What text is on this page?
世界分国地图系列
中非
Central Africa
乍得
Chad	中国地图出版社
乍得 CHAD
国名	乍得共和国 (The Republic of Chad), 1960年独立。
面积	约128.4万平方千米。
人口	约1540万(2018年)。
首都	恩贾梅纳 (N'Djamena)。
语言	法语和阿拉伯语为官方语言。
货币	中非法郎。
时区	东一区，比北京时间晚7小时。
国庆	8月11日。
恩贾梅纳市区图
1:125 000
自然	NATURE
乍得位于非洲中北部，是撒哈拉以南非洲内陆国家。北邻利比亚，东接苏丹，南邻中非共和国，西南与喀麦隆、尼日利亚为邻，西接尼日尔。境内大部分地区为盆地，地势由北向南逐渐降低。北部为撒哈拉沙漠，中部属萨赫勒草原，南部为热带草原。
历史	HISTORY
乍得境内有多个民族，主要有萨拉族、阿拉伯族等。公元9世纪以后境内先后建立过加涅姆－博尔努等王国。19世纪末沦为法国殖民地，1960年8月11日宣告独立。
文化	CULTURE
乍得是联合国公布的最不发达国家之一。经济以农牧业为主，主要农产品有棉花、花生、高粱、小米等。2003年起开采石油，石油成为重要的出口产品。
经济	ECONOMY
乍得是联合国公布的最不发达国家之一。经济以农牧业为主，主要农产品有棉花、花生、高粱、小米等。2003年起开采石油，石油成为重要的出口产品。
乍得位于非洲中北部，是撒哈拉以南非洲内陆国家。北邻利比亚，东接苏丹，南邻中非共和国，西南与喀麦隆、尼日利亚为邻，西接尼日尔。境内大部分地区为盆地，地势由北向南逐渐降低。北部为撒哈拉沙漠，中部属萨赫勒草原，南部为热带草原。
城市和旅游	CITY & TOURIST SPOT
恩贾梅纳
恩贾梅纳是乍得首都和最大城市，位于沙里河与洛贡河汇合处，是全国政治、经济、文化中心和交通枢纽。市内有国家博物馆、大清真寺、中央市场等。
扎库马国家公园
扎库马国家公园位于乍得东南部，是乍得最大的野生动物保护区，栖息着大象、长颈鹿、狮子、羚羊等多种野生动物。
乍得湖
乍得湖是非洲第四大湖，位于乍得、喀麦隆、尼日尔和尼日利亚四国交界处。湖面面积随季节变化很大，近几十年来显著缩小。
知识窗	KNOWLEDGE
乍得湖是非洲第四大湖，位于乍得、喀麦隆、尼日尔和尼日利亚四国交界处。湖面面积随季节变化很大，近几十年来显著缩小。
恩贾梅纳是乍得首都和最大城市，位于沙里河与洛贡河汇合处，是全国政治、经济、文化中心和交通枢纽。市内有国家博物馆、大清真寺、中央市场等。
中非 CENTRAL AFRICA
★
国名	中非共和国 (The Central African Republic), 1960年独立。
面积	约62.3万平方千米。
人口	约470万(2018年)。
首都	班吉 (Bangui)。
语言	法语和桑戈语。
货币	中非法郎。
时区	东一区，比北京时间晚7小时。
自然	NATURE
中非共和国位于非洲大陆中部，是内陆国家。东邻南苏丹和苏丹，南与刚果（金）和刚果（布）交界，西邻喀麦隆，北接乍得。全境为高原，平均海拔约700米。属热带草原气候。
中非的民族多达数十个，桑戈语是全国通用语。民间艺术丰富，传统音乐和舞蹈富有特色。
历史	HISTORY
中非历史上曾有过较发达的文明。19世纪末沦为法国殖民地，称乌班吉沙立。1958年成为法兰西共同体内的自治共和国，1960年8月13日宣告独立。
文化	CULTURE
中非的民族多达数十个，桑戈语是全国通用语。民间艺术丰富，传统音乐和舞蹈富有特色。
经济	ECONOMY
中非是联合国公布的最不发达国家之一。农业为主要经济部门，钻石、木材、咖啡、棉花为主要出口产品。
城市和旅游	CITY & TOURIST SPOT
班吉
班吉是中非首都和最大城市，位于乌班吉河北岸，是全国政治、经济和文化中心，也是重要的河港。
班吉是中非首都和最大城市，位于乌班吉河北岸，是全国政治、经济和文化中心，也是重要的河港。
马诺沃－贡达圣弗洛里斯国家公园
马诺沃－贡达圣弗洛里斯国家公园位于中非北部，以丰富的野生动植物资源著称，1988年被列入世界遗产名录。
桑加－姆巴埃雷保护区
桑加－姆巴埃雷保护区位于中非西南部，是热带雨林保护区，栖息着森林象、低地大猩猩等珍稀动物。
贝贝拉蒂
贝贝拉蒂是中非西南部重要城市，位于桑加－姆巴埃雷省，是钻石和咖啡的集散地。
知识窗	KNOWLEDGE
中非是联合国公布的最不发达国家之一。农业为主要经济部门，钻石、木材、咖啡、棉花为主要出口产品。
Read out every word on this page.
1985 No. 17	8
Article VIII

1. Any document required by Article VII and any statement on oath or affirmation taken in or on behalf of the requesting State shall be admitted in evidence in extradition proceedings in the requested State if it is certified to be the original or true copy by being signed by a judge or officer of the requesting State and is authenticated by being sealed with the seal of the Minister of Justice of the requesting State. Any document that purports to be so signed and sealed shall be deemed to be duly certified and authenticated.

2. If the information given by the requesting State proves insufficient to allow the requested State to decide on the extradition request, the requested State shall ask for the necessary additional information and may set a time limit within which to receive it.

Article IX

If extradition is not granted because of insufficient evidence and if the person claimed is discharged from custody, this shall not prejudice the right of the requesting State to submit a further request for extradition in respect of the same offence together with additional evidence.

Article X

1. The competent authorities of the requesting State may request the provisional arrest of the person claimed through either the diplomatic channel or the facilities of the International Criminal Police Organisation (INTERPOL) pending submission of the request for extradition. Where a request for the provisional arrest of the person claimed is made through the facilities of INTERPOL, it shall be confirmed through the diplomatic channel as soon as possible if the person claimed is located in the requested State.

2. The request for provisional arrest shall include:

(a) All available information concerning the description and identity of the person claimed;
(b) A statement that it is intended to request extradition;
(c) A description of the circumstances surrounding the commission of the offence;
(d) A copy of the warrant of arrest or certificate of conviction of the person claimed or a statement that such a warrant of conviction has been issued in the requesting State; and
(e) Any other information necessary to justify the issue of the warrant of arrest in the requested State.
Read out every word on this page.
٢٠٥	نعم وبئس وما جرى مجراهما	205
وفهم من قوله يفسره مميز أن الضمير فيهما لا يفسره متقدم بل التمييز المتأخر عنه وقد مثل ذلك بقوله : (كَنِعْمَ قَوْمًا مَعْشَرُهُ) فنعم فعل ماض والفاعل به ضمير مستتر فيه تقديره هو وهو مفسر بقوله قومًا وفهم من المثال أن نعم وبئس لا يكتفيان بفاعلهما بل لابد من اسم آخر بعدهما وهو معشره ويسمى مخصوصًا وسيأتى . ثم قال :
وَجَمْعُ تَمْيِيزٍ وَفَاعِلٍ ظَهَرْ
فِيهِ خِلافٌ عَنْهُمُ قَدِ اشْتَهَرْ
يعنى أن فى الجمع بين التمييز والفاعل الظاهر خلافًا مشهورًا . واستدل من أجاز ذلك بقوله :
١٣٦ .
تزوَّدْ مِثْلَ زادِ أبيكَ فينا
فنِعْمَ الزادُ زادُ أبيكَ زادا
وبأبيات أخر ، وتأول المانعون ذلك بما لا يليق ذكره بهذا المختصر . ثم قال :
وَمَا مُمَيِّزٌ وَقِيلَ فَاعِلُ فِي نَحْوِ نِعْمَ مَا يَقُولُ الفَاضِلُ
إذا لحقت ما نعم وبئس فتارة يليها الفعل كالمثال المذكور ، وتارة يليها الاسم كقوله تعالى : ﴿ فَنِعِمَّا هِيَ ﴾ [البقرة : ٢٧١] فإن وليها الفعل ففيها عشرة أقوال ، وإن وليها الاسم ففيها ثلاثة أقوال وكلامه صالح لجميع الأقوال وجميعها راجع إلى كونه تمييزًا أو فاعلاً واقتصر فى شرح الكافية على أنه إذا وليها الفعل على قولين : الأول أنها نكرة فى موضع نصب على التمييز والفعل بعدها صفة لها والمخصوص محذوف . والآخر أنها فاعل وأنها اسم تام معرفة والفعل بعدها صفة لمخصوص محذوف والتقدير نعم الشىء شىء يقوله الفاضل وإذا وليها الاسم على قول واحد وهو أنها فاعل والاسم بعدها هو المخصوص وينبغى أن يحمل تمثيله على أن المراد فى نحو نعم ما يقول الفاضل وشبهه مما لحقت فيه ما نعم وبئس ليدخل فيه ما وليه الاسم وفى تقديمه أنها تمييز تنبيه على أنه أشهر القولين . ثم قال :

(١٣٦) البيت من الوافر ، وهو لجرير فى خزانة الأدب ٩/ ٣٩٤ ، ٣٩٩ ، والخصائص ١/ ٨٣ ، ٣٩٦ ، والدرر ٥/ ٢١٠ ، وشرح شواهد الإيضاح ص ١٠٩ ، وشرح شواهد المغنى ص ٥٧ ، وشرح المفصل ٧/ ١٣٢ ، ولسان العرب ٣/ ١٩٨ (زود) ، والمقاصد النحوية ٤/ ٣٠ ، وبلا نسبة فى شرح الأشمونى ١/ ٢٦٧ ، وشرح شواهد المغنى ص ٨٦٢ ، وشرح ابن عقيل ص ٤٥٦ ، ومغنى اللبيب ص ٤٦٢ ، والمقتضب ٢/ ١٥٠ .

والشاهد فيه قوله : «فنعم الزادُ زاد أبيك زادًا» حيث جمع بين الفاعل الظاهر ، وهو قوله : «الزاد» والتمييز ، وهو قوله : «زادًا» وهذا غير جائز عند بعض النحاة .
================
Stated problem » Pull every line containing the word "person" out of the entries above.

Exercise result »
If extradition is not granted because of insufficient evidence and if the person claimed is discharged from custody, this shall not prejudice the right of the requesting State to submit a further request for extradition in respect of the same offence together with additional evidence.
1. The competent authorities of the requesting State may request the provisional arrest of the person claimed through either the diplomatic channel or the facilities of the International Criminal Police Organisation (INTERPOL) pending submission of the request for extradition. Where a request for the provisional arrest of the person claimed is made through the facilities of INTERPOL, it shall be confirmed through the diplomatic channel as soon as possible if the person claimed is located in the requested State.
(a) All available information concerning the description and identity of the person claimed;
(d) A copy of the warrant of arrest or certificate of conviction of the person claimed or a statement that such a warrant of conviction has been issued in the requesting State; and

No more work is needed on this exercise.